_Given instruction_
Leave the pictures out and print every record below exactly as it stands.

_Dataset extract_
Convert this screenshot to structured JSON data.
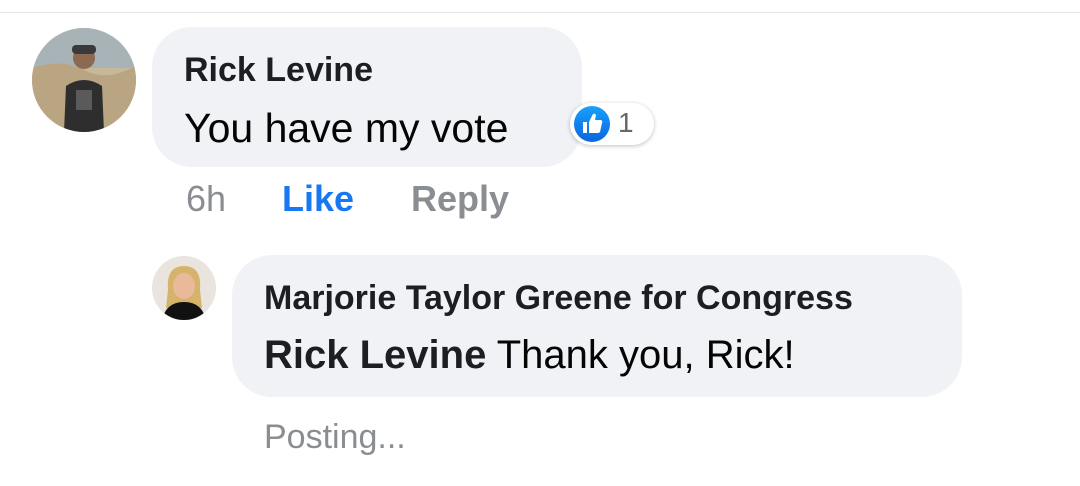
{
  "comment": {
    "author": "Rick Levine",
    "text": "You have my vote",
    "reaction_count": "1",
    "reaction_icon": "like-thumbs-up-icon",
    "actions": {
      "time": "6h",
      "like": "Like",
      "reply": "Reply"
    }
  },
  "reply": {
    "author": "Marjorie Taylor Greene for Congress",
    "mention": "Rick Levine",
    "text": " Thank you, Rick!",
    "status": "Posting..."
  },
  "colors": {
    "bubble": "#f0f2f5",
    "like_blue": "#1877f2",
    "muted": "#8a8d91"
  }
}
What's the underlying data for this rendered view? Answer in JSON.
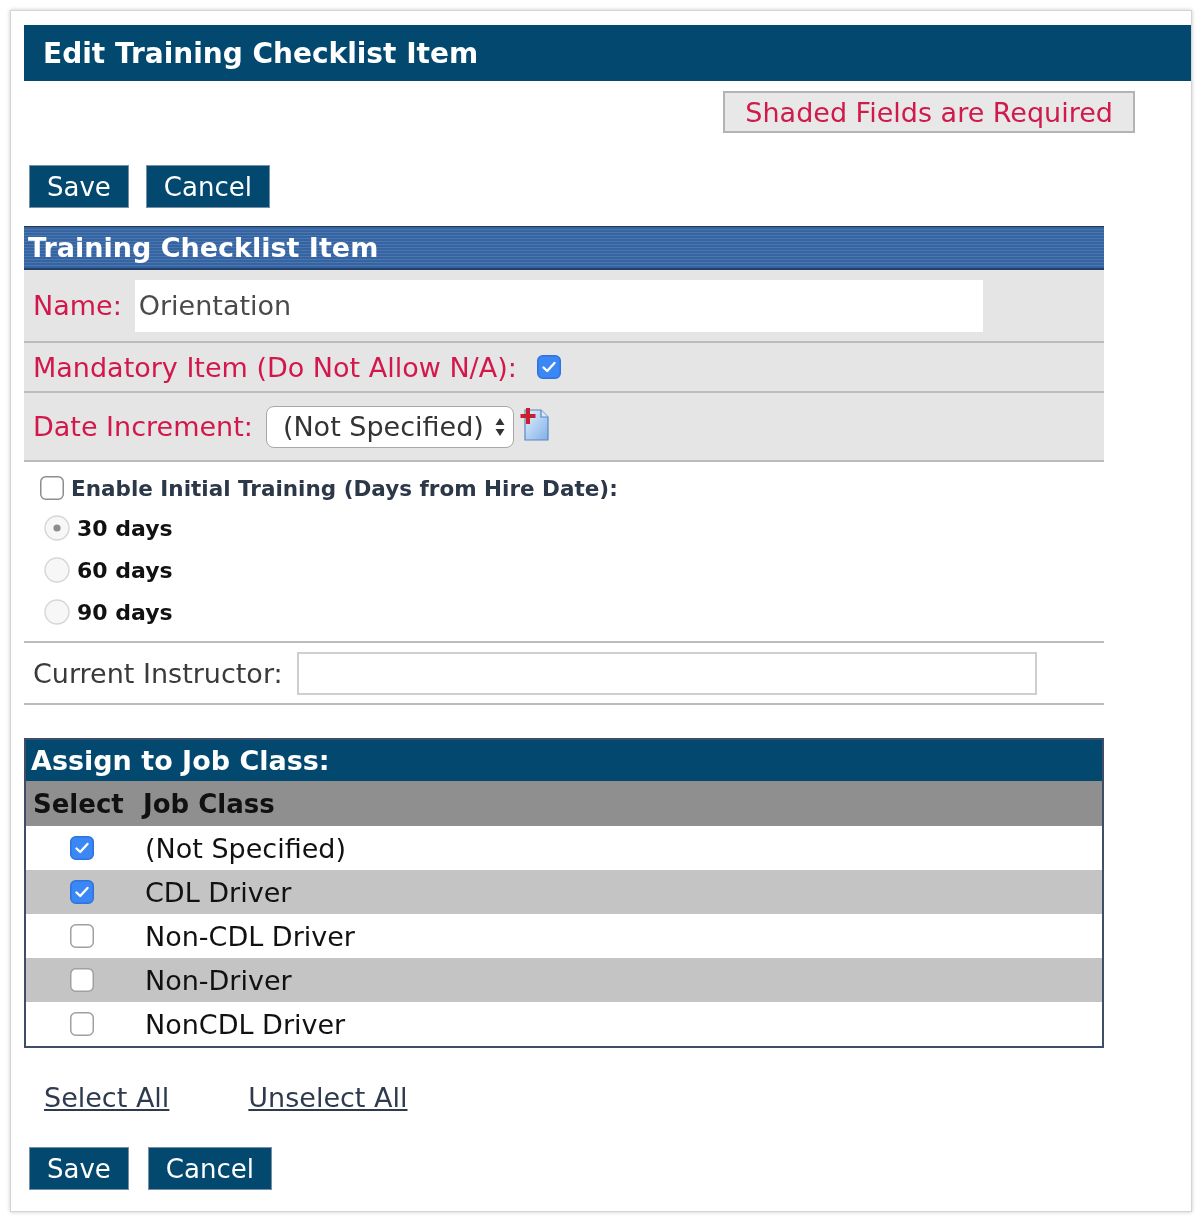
{
  "window": {
    "title": "Edit Training Checklist Item"
  },
  "required_note": {
    "text": "Shaded Fields are Required"
  },
  "top_buttons": [
    {
      "label": "Save"
    },
    {
      "label": "Cancel"
    }
  ],
  "checklist_section": {
    "title": "Training Checklist Item",
    "fields": [
      {
        "kind": "text",
        "label": "Name:",
        "value": "Orientation",
        "required": true
      },
      {
        "kind": "checkbox",
        "label": "Mandatory Item (Do Not Allow N/A):",
        "checked": true,
        "required": true
      },
      {
        "kind": "select",
        "label": "Date Increment:",
        "value": "(Not Specified)",
        "required": true
      }
    ]
  },
  "initial_training": {
    "label": "Enable Initial Training (Days from Hire Date):",
    "checked": false,
    "options": [
      {
        "label": "30 days",
        "selected": true
      },
      {
        "label": "60 days",
        "selected": false
      },
      {
        "label": "90 days",
        "selected": false
      }
    ]
  },
  "instructor_field": {
    "label": "Current Instructor:",
    "required": false
  },
  "job_class_table": {
    "title": "Assign to Job Class:",
    "columns": [
      "Select",
      "Job Class"
    ],
    "rows": [
      {
        "name": "(Not Specified)",
        "checked": true
      },
      {
        "name": "CDL Driver",
        "checked": true
      },
      {
        "name": "Non-CDL Driver",
        "checked": false
      },
      {
        "name": "Non-Driver",
        "checked": false
      },
      {
        "name": "NonCDL Driver",
        "checked": false
      }
    ]
  },
  "links": [
    "Select All",
    "Unselect All"
  ],
  "bottom_buttons": [
    {
      "label": "Save"
    },
    {
      "label": "Cancel"
    }
  ]
}
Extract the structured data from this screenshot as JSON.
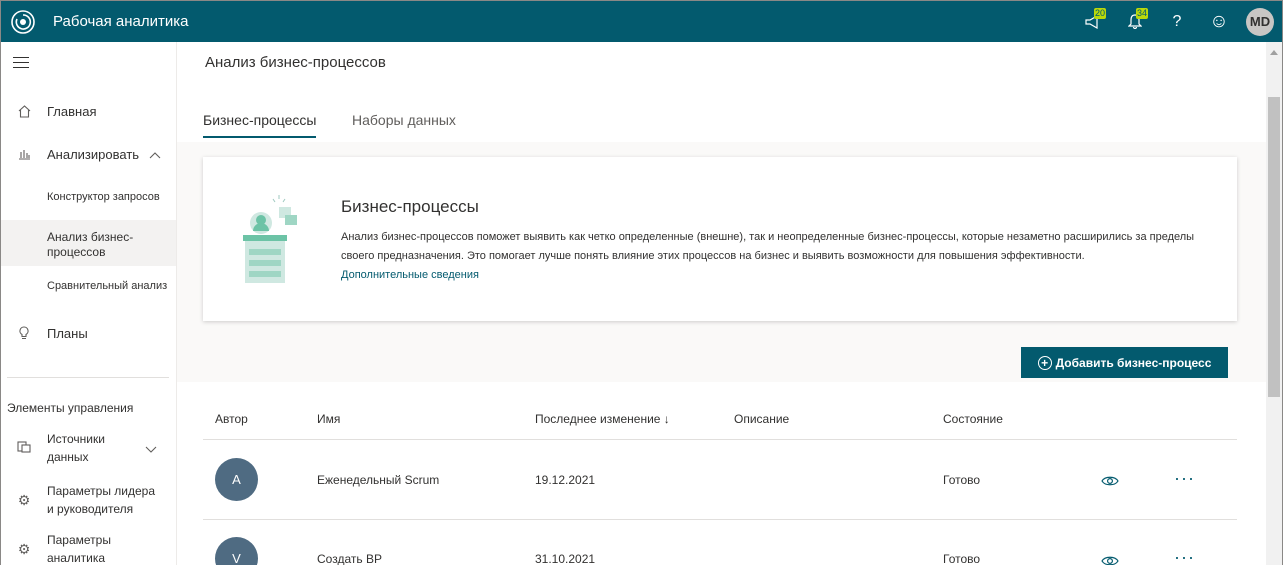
{
  "topbar": {
    "app_title": "Рабочая аналитика",
    "announcements_count": "20",
    "notifications_count": "34",
    "help_icon": "?",
    "feedback_icon": "☺",
    "user_initials": "MD"
  },
  "sidebar": {
    "home": "Главная",
    "analyze": "Анализировать",
    "query_designer": "Конструктор запросов",
    "process_analysis": "Анализ бизнес-процессов",
    "comparative_analysis": "Сравнительный анализ",
    "plans": "Планы",
    "management_section": "Элементы управления",
    "data_sources": "Источники данных",
    "leader_params": "Параметры лидера и руководителя",
    "analytics_params": "Параметры аналитика"
  },
  "main": {
    "page_title": "Анализ бизнес-процессов",
    "tabs": [
      {
        "label": "Бизнес-процессы"
      },
      {
        "label": "Наборы данных"
      }
    ],
    "card": {
      "title": "Бизнес-процессы",
      "description": "Анализ бизнес-процессов поможет выявить как четко определенные (внешне), так и неопределенные бизнес-процессы, которые незаметно расширились за пределы своего предназначения. Это помогает лучше понять влияние этих процессов на бизнес и выявить возможности для повышения эффективности.",
      "link": "Дополнительные сведения"
    },
    "add_button": "Добавить бизнес-процесс",
    "table": {
      "headers": {
        "author": "Автор",
        "name": "Имя",
        "modified": "Последнее изменение ↓",
        "description": "Описание",
        "state": "Состояние"
      },
      "rows": [
        {
          "avatar": "A",
          "name": "Еженедельный Scrum",
          "modified": "19.12.2021",
          "description": "",
          "state": "Готово"
        },
        {
          "avatar": "V",
          "name": "Создать BP",
          "modified": "31.10.2021",
          "description": "",
          "state": "Готово"
        }
      ]
    }
  },
  "colors": {
    "brand": "#035a6e",
    "badge": "#bad80a",
    "avatar": "#4f6b82"
  }
}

_Finished exercise_
Convert this screenshot to structured JSON data.
{
  "comment": {
    "author": "Rick Levine",
    "text": "You have my vote",
    "reaction_count": "1",
    "reaction_icon": "like-thumbs-up-icon",
    "actions": {
      "time": "6h",
      "like": "Like",
      "reply": "Reply"
    }
  },
  "reply": {
    "author": "Marjorie Taylor Greene for Congress",
    "mention": "Rick Levine",
    "text": " Thank you, Rick!",
    "status": "Posting..."
  },
  "colors": {
    "bubble": "#f0f2f5",
    "like_blue": "#1877f2",
    "muted": "#8a8d91"
  }
}
What's the underlying data for this rendered view? Answer in JSON.
{
  "window": {
    "title": "Edit Training Checklist Item"
  },
  "required_note": {
    "text": "Shaded Fields are Required"
  },
  "top_buttons": [
    {
      "label": "Save"
    },
    {
      "label": "Cancel"
    }
  ],
  "checklist_section": {
    "title": "Training Checklist Item",
    "fields": [
      {
        "kind": "text",
        "label": "Name:",
        "value": "Orientation",
        "required": true
      },
      {
        "kind": "checkbox",
        "label": "Mandatory Item (Do Not Allow N/A):",
        "checked": true,
        "required": true
      },
      {
        "kind": "select",
        "label": "Date Increment:",
        "value": "(Not Specified)",
        "required": true
      }
    ]
  },
  "initial_training": {
    "label": "Enable Initial Training (Days from Hire Date):",
    "checked": false,
    "options": [
      {
        "label": "30 days",
        "selected": true
      },
      {
        "label": "60 days",
        "selected": false
      },
      {
        "label": "90 days",
        "selected": false
      }
    ]
  },
  "instructor_field": {
    "label": "Current Instructor:",
    "required": false
  },
  "job_class_table": {
    "title": "Assign to Job Class:",
    "columns": [
      "Select",
      "Job Class"
    ],
    "rows": [
      {
        "name": "(Not Specified)",
        "checked": true
      },
      {
        "name": "CDL Driver",
        "checked": true
      },
      {
        "name": "Non-CDL Driver",
        "checked": false
      },
      {
        "name": "Non-Driver",
        "checked": false
      },
      {
        "name": "NonCDL Driver",
        "checked": false
      }
    ]
  },
  "links": [
    "Select All",
    "Unselect All"
  ],
  "bottom_buttons": [
    {
      "label": "Save"
    },
    {
      "label": "Cancel"
    }
  ]
}
Extract the structured data from this screenshot as JSON.
{
  "topbar": {
    "app_title": "Рабочая аналитика",
    "announcements_count": "20",
    "notifications_count": "34",
    "help_icon": "?",
    "feedback_icon": "☺",
    "user_initials": "MD"
  },
  "sidebar": {
    "home": "Главная",
    "analyze": "Анализировать",
    "query_designer": "Конструктор запросов",
    "process_analysis": "Анализ бизнес-процессов",
    "comparative_analysis": "Сравнительный анализ",
    "plans": "Планы",
    "management_section": "Элементы управления",
    "data_sources": "Источники данных",
    "leader_params": "Параметры лидера и руководителя",
    "analytics_params": "Параметры аналитика"
  },
  "main": {
    "page_title": "Анализ бизнес-процессов",
    "tabs": [
      {
        "label": "Бизнес-процессы"
      },
      {
        "label": "Наборы данных"
      }
    ],
    "card": {
      "title": "Бизнес-процессы",
      "description": "Анализ бизнес-процессов поможет выявить как четко определенные (внешне), так и неопределенные бизнес-процессы, которые незаметно расширились за пределы своего предназначения. Это помогает лучше понять влияние этих процессов на бизнес и выявить возможности для повышения эффективности.",
      "link": "Дополнительные сведения"
    },
    "add_button": "Добавить бизнес-процесс",
    "table": {
      "headers": {
        "author": "Автор",
        "name": "Имя",
        "modified": "Последнее изменение ↓",
        "description": "Описание",
        "state": "Состояние"
      },
      "rows": [
        {
          "avatar": "A",
          "name": "Еженедельный Scrum",
          "modified": "19.12.2021",
          "description": "",
          "state": "Готово"
        },
        {
          "avatar": "V",
          "name": "Создать BP",
          "modified": "31.10.2021",
          "description": "",
          "state": "Готово"
        }
      ]
    }
  },
  "colors": {
    "brand": "#035a6e",
    "badge": "#bad80a",
    "avatar": "#4f6b82"
  }
}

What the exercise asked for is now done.